Passaggio del documento.
++++++

Un posto di lavoro alla Pdvsa una volta era ambito per il generoso salario e i benefici che garantiva (inclusi mutui a basso tasso per le abitazioni). Ora, molti lavoratori della Pdvsa con i propri salari (pochi dollari al mese) non riescono nemmeno sfamare le famiglie.

La dilagante carestia ha portato, lo scorso anno, i venezuelani a perdere mediamente 11 chilogrammi di peso a pro capite. Si può immaginare quanto sia duro, per degli operai che fanno un lavoro estenuante in campi petroliferi spesso remoti. Alcuni operai del settore petrolifero hanno fatto ricorso a lavoretti saltuari, prendendo vacanze per lavorare all’estero o persino vendendo le loro divise da lavoro (le tute rosse) per ricavare soldi con cui comprare da mangiare.

Altre due fonti al lago di Maracaibo, un sito produttivo vicino alla Colombia, hanno riferito che alcune maestranze del luogo non possono più andare al lavoro. Il trasporto può costare fino a 55 mila bolivar, soli 10 centesimi di dollaro Usa, ma che corrispondono anche alla paga media giornaliera degli operai.

++++++

Dati registrati.
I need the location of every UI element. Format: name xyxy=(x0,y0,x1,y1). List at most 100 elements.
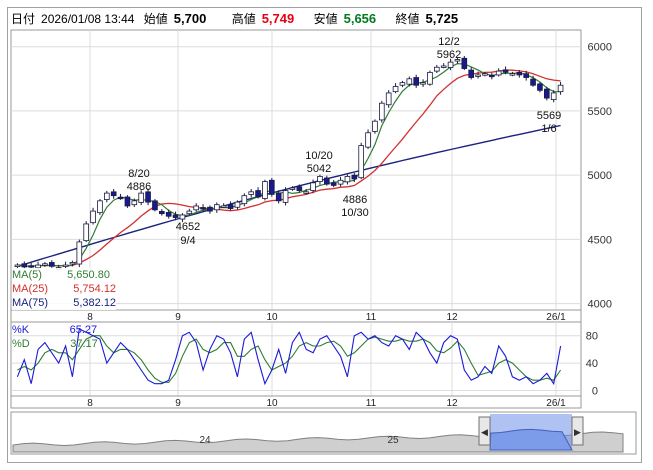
candle xyxy=(337,179,344,185)
candle xyxy=(550,92,557,101)
candle xyxy=(138,192,144,203)
price-tick-label: 4500 xyxy=(588,234,612,246)
candle xyxy=(303,191,309,194)
candle xyxy=(97,200,103,214)
month-label: 12 xyxy=(446,312,458,323)
month-label: 12 xyxy=(446,398,458,409)
ma5-value: 5,650.80 xyxy=(67,269,110,281)
k-value: 65.27 xyxy=(69,324,98,336)
annotation-label: 8/20 xyxy=(128,168,149,180)
candle xyxy=(35,264,41,269)
close-label: 終値 xyxy=(395,12,420,26)
ma25-value: 5,754.12 xyxy=(73,283,117,295)
candle xyxy=(179,214,186,220)
annotation-label: 12/2 xyxy=(438,36,459,48)
candle xyxy=(557,84,564,93)
annotation-label: 9/4 xyxy=(180,235,195,247)
month-axis-bottom: 8 9 10 11 12 26/1 xyxy=(87,398,566,409)
price-grid xyxy=(11,30,581,310)
month-label: 9 xyxy=(175,312,181,323)
navigator-left-handle[interactable]: ◀ xyxy=(478,416,491,446)
candle xyxy=(427,71,433,85)
candle xyxy=(413,77,419,86)
candle xyxy=(227,204,234,209)
candle xyxy=(275,192,282,202)
candle xyxy=(69,262,76,265)
ma75-legend-row: MA(75) 5,382.12 xyxy=(12,296,116,310)
close-value: 5,725 xyxy=(425,11,459,26)
candle xyxy=(392,86,399,93)
price-tick-label: 5500 xyxy=(588,106,612,118)
d-value: 37.17 xyxy=(70,338,98,350)
candle xyxy=(131,200,138,206)
navigator-year-label-24: 24 xyxy=(199,435,211,446)
candle xyxy=(310,182,316,191)
d-label: %D xyxy=(12,338,30,350)
candle xyxy=(255,190,261,198)
low-label: 安値 xyxy=(313,12,338,26)
candle xyxy=(406,78,413,85)
month-label: 8 xyxy=(87,398,93,409)
candle xyxy=(537,83,543,91)
candle xyxy=(475,74,481,77)
candle xyxy=(248,191,254,195)
candle xyxy=(544,88,550,99)
candle xyxy=(502,69,509,73)
candle xyxy=(420,82,426,85)
candle xyxy=(289,187,296,190)
candle xyxy=(186,210,193,215)
candle xyxy=(482,73,488,76)
month-label: 9 xyxy=(175,398,181,409)
candle xyxy=(468,69,474,78)
price-axis-ticks: 4000 4500 5000 5500 6000 xyxy=(588,42,612,311)
stochastic-lines xyxy=(16,328,562,386)
candle xyxy=(454,59,461,62)
candle xyxy=(379,102,385,121)
candle xyxy=(28,265,34,268)
ma25-line xyxy=(17,69,561,267)
month-label: 26/1 xyxy=(546,398,566,409)
navigator-right-handle[interactable]: ▶ xyxy=(571,416,584,446)
month-label: 8 xyxy=(87,312,93,323)
ma5-legend-row: MA(5) 5,650.80 xyxy=(12,268,116,282)
candle xyxy=(124,196,131,207)
stoch-k-line xyxy=(16,328,562,386)
candle xyxy=(516,71,523,76)
candle xyxy=(282,190,289,203)
stoch-tick-label: 80 xyxy=(586,331,598,343)
month-label: 10 xyxy=(266,312,278,323)
ma25-label: MA(25) xyxy=(12,283,49,295)
stoch-tick-label: 40 xyxy=(586,358,598,370)
candle xyxy=(14,264,21,267)
candle xyxy=(62,264,69,267)
candle xyxy=(90,210,96,224)
annotation-label: 4886 xyxy=(343,194,367,206)
candle xyxy=(434,66,440,72)
stoch-legend: %K 65.27 %D 37.17 xyxy=(12,323,98,351)
annotation-label: 5569 xyxy=(537,110,561,122)
open-value: 5,700 xyxy=(173,11,207,26)
chart-frame xyxy=(7,7,642,463)
datetime-value: 2026/01/08 13:44 xyxy=(41,12,135,26)
month-label: 11 xyxy=(366,398,377,409)
open-label: 始値 xyxy=(143,12,168,26)
candlestick-series xyxy=(14,55,564,271)
candle xyxy=(399,82,406,86)
candle xyxy=(324,177,330,185)
candle xyxy=(21,263,28,268)
ma5-line xyxy=(17,63,561,267)
candle xyxy=(117,196,124,200)
ma5-label: MA(5) xyxy=(12,269,42,281)
stoch-tick-label: 0 xyxy=(592,386,598,398)
candle xyxy=(330,182,337,186)
candle xyxy=(104,192,110,200)
candle xyxy=(83,223,89,242)
stoch-axis-ticks: 0 40 80 xyxy=(586,331,598,398)
month-axis-band xyxy=(10,309,582,323)
candle xyxy=(262,181,268,199)
annotation-label: 5042 xyxy=(307,163,331,175)
candle xyxy=(296,186,303,191)
moving-average-lines xyxy=(17,63,561,267)
ma-legend: MA(5) 5,650.80 MA(25) 5,754.12 MA(75) 5,382… xyxy=(12,268,117,310)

++++++

Da fare. Riporta alla lettera il brano sui lavoratori della Pdvsa, tutto da "La dilagante carestia" giù fino a "comprare da mangiare.".

Risposta.
La dilagante carestia ha portato, lo scorso anno, i venezuelani a perdere mediamente 11 chilogrammi di peso a pro capite. Si può immaginare quanto sia duro, per degli operai che fanno un lavoro estenuante in campi petroliferi spesso remoti. Alcuni operai del settore petrolifero hanno fatto ricorso a lavoretti saltuari, prendendo vacanze per lavorare all’estero o persino vendendo le loro divise da lavoro (le tute rosse) per ricavare soldi con cui comprare da mangiare.